Stored data:
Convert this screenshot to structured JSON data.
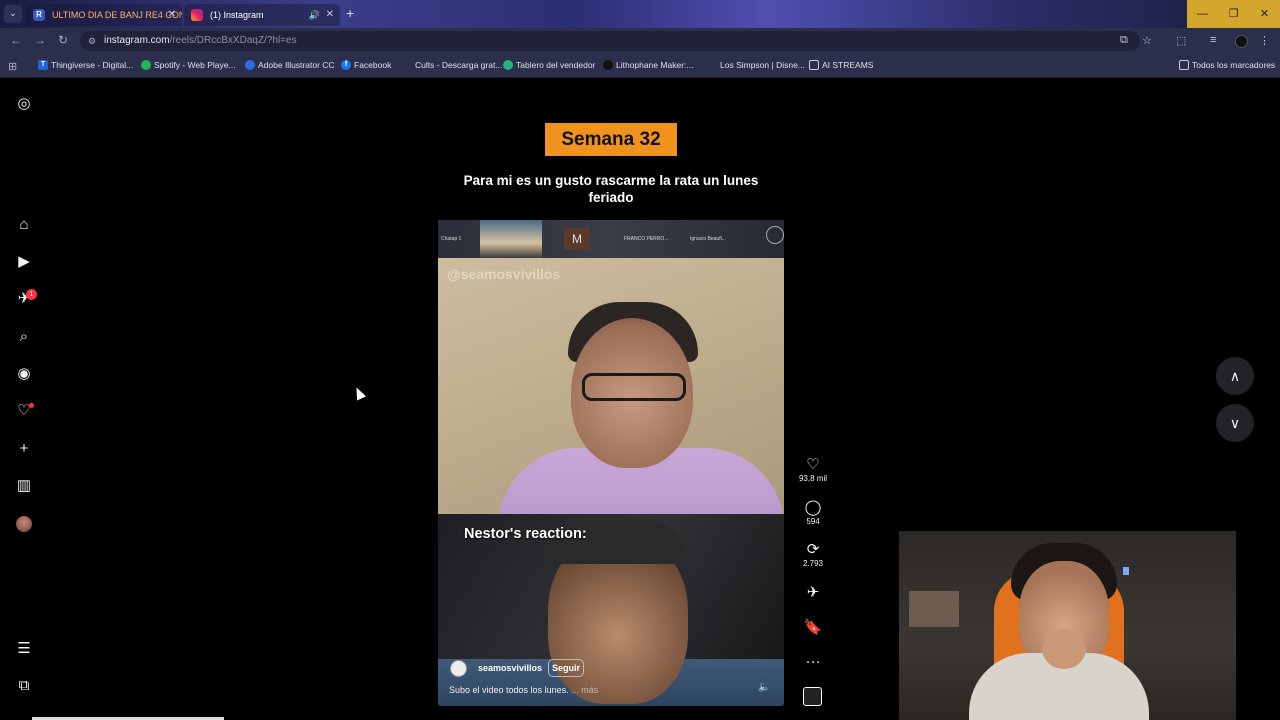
{
  "browser": {
    "tabs": [
      {
        "label": "ULTIMO DIA DE BANJ RE4 CON",
        "favicon": "R"
      },
      {
        "label": "(1) Instagram"
      }
    ],
    "url_host": "instagram.com",
    "url_path": "/reels/DRccBxXDaqZ/?hl=es",
    "bookmarks": [
      {
        "label": "Thingiverse - Digital...",
        "icon_letter": "T",
        "color": "#1e64d6"
      },
      {
        "label": "Spotify - Web Playe...",
        "icon_letter": "",
        "color": "#1db954"
      },
      {
        "label": "Adobe Illustrator CC",
        "icon_letter": "",
        "color": "#2a6fdb"
      },
      {
        "label": "Facebook",
        "icon_letter": "f",
        "color": "#1877f2"
      },
      {
        "label": "Cults - Descarga grat...",
        "icon_letter": "",
        "color": "#2b2f4c"
      },
      {
        "label": "Tablero del vendedor",
        "icon_letter": "",
        "color": "#24b47e"
      },
      {
        "label": "Lithophane Maker:...",
        "icon_letter": "",
        "color": "#111111"
      },
      {
        "label": "Los Simpson | Disne...",
        "icon_letter": "",
        "color": "#2b2f4c"
      },
      {
        "label": "AI STREAMS",
        "icon_letter": "",
        "color": "#2b2f4c"
      }
    ],
    "all_bookmarks": "Todos los marcadores"
  },
  "sidebar": {
    "notification_count": "1"
  },
  "reel": {
    "week_label": "Semana 32",
    "top_caption": "Para mi es un gusto rascarme la rata un lunes feriado",
    "watermark": "@seamosvivillos",
    "zoom_labels": [
      "Chatap 1",
      "M",
      "FRANCO PERRO...",
      "Ignacio Beaufi..."
    ],
    "reaction_text": "Nestor's reaction:",
    "author": "seamosvivillos",
    "follow_label": "Seguir",
    "description": "Subo el video todos los lunes.",
    "more_label": "... más"
  },
  "actions": {
    "likes": "93,8 mil",
    "comments": "594",
    "reposts": "2.793"
  }
}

The task >>
Without the pictures, reproduce every line of the records above exactly.

Response for this exercise >>
Convert this screenshot to structured JSON data.
{
  "browser": {
    "tabs": [
      {
        "label": "ULTIMO DIA DE BANJ RE4 CON",
        "favicon": "R"
      },
      {
        "label": "(1) Instagram"
      }
    ],
    "url_host": "instagram.com",
    "url_path": "/reels/DRccBxXDaqZ/?hl=es",
    "bookmarks": [
      {
        "label": "Thingiverse - Digital...",
        "icon_letter": "T",
        "color": "#1e64d6"
      },
      {
        "label": "Spotify - Web Playe...",
        "icon_letter": "",
        "color": "#1db954"
      },
      {
        "label": "Adobe Illustrator CC",
        "icon_letter": "",
        "color": "#2a6fdb"
      },
      {
        "label": "Facebook",
        "icon_letter": "f",
        "color": "#1877f2"
      },
      {
        "label": "Cults - Descarga grat...",
        "icon_letter": "",
        "color": "#2b2f4c"
      },
      {
        "label": "Tablero del vendedor",
        "icon_letter": "",
        "color": "#24b47e"
      },
      {
        "label": "Lithophane Maker:...",
        "icon_letter": "",
        "color": "#111111"
      },
      {
        "label": "Los Simpson | Disne...",
        "icon_letter": "",
        "color": "#2b2f4c"
      },
      {
        "label": "AI STREAMS",
        "icon_letter": "",
        "color": "#2b2f4c"
      }
    ],
    "all_bookmarks": "Todos los marcadores"
  },
  "sidebar": {
    "notification_count": "1"
  },
  "reel": {
    "week_label": "Semana 32",
    "top_caption": "Para mi es un gusto rascarme la rata un lunes feriado",
    "watermark": "@seamosvivillos",
    "zoom_labels": [
      "Chatap 1",
      "M",
      "FRANCO PERRO...",
      "Ignacio Beaufi..."
    ],
    "reaction_text": "Nestor's reaction:",
    "author": "seamosvivillos",
    "follow_label": "Seguir",
    "description": "Subo el video todos los lunes.",
    "more_label": "... más"
  },
  "actions": {
    "likes": "93,8 mil",
    "comments": "594",
    "reposts": "2.793"
  }
}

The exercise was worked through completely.